- MATERIAL PROVIDED:
========
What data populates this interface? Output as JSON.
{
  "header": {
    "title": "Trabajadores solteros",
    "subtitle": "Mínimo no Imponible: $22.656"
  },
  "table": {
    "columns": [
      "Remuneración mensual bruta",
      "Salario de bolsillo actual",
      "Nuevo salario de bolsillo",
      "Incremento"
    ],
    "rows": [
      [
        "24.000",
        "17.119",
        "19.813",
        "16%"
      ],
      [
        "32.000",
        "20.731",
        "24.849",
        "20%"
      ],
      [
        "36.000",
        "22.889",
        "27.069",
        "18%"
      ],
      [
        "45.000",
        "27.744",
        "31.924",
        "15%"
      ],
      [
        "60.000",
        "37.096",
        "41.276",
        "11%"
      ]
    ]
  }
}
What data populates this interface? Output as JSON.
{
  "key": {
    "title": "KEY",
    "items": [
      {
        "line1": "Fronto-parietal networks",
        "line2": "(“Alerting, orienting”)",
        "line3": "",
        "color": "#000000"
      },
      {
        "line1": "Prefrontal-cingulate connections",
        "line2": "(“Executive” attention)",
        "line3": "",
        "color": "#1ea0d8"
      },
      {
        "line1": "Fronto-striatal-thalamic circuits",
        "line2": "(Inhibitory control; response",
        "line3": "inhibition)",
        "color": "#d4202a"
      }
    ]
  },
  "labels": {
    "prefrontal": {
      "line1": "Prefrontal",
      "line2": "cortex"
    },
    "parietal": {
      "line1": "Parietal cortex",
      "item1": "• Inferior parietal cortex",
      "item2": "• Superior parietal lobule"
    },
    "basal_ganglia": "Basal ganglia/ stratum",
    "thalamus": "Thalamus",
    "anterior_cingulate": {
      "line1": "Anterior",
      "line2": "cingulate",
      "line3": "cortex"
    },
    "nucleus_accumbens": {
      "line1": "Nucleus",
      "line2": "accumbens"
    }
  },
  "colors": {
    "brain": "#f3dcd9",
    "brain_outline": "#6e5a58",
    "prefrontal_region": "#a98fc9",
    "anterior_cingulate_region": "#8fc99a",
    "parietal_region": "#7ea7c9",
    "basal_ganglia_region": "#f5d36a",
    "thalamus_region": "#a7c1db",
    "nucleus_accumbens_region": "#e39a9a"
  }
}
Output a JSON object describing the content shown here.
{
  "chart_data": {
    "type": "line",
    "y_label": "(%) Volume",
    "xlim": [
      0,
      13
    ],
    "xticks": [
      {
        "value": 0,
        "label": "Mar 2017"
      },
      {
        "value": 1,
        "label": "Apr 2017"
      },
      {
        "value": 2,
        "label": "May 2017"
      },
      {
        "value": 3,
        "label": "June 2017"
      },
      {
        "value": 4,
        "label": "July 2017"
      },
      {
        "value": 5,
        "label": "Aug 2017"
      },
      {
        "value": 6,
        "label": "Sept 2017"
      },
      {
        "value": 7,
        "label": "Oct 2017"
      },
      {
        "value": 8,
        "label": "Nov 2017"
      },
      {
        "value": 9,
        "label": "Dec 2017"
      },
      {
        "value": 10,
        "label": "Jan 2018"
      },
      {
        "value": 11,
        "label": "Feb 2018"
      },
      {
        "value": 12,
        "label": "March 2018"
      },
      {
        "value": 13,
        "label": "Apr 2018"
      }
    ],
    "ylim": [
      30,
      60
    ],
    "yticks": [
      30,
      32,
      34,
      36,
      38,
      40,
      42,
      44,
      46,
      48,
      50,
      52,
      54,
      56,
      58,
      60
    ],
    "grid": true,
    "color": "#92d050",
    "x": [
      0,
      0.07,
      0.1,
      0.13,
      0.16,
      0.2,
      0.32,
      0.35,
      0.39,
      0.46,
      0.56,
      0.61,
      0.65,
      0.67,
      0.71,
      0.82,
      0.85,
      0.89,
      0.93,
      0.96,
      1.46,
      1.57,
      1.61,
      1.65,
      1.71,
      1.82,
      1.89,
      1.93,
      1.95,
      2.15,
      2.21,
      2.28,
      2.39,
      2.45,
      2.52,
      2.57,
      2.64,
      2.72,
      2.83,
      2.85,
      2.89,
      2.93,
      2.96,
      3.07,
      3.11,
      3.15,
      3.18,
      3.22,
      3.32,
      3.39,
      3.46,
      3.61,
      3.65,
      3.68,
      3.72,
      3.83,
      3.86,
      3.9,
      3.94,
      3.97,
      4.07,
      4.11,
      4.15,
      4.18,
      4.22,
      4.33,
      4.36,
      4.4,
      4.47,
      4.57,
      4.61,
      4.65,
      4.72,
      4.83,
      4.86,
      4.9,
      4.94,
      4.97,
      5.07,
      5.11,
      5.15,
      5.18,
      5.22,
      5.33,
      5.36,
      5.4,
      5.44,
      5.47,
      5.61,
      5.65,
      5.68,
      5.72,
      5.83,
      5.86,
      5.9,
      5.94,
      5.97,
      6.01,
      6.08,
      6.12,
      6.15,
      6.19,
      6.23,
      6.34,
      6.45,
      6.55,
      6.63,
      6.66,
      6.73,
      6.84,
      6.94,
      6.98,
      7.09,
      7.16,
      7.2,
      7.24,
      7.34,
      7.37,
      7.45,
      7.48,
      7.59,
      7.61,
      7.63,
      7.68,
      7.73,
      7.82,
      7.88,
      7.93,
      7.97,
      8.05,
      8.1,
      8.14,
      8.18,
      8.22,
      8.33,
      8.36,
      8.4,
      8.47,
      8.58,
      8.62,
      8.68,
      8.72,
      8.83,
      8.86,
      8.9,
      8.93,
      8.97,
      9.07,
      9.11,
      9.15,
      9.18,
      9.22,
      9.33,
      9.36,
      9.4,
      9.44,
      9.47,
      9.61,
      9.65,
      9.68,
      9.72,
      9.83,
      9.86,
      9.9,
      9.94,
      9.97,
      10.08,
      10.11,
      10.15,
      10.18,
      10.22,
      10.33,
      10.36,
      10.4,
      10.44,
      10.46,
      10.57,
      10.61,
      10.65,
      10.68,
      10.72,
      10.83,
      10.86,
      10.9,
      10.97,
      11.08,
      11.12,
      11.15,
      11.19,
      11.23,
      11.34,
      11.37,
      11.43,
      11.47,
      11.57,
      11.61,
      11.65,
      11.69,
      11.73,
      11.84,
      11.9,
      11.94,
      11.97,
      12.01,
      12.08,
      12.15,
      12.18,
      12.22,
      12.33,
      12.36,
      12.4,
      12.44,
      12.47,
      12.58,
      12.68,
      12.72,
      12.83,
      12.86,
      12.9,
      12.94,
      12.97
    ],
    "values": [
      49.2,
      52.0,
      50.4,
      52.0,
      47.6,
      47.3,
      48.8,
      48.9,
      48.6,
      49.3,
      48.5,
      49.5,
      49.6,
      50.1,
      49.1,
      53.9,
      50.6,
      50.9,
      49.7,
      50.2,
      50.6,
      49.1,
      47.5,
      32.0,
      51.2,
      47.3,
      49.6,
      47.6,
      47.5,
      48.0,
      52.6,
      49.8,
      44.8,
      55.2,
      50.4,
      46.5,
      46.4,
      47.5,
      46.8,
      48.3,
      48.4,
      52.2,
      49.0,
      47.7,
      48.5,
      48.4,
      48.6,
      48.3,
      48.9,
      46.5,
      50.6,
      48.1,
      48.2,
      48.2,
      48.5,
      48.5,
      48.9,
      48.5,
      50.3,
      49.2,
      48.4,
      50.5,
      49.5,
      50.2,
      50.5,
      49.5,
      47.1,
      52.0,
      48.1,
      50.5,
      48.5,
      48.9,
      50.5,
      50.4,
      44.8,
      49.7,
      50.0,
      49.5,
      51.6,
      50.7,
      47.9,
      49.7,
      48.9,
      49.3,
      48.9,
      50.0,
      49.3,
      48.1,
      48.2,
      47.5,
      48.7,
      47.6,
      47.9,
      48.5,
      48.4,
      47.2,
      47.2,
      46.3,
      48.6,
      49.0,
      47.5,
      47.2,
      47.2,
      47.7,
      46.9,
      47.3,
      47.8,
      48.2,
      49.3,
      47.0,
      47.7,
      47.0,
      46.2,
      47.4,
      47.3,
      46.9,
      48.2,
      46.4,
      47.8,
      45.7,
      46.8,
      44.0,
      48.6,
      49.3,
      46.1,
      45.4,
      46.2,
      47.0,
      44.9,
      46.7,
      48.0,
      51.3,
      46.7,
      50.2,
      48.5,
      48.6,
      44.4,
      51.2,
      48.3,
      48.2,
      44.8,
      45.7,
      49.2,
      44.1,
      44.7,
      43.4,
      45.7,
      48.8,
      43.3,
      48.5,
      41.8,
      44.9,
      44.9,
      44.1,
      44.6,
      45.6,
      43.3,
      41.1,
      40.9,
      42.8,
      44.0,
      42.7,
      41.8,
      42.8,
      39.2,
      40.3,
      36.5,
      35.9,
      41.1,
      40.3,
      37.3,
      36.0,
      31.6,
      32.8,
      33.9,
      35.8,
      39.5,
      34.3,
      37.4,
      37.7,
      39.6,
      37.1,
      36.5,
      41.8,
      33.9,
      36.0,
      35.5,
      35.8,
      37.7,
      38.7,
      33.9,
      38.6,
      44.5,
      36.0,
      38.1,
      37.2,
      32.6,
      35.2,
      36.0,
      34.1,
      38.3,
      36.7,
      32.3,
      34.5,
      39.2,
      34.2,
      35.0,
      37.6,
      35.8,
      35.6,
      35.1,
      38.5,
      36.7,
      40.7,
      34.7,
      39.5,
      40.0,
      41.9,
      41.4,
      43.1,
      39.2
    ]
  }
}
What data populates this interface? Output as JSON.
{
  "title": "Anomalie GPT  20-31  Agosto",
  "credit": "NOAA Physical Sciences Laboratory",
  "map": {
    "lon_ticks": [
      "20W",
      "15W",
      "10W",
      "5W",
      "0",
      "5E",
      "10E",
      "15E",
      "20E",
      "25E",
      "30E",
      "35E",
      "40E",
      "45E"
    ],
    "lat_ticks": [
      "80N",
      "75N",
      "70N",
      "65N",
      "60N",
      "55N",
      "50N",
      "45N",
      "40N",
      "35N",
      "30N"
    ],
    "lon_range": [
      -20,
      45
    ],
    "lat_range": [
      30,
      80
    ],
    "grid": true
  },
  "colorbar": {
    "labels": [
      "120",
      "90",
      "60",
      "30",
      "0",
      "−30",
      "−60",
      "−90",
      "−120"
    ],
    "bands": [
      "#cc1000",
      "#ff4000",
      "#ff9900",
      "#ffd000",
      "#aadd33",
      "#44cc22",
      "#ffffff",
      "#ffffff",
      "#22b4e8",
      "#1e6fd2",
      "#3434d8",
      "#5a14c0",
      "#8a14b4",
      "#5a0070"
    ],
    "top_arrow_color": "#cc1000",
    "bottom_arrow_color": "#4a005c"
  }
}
========
- SET TASK: Show the lines of the material that contain the word "Fronto".

- TASK ANSWER:
        "line1": "Fronto-parietal networks",
        "line1": "Fronto-striatal-thalamic circuits",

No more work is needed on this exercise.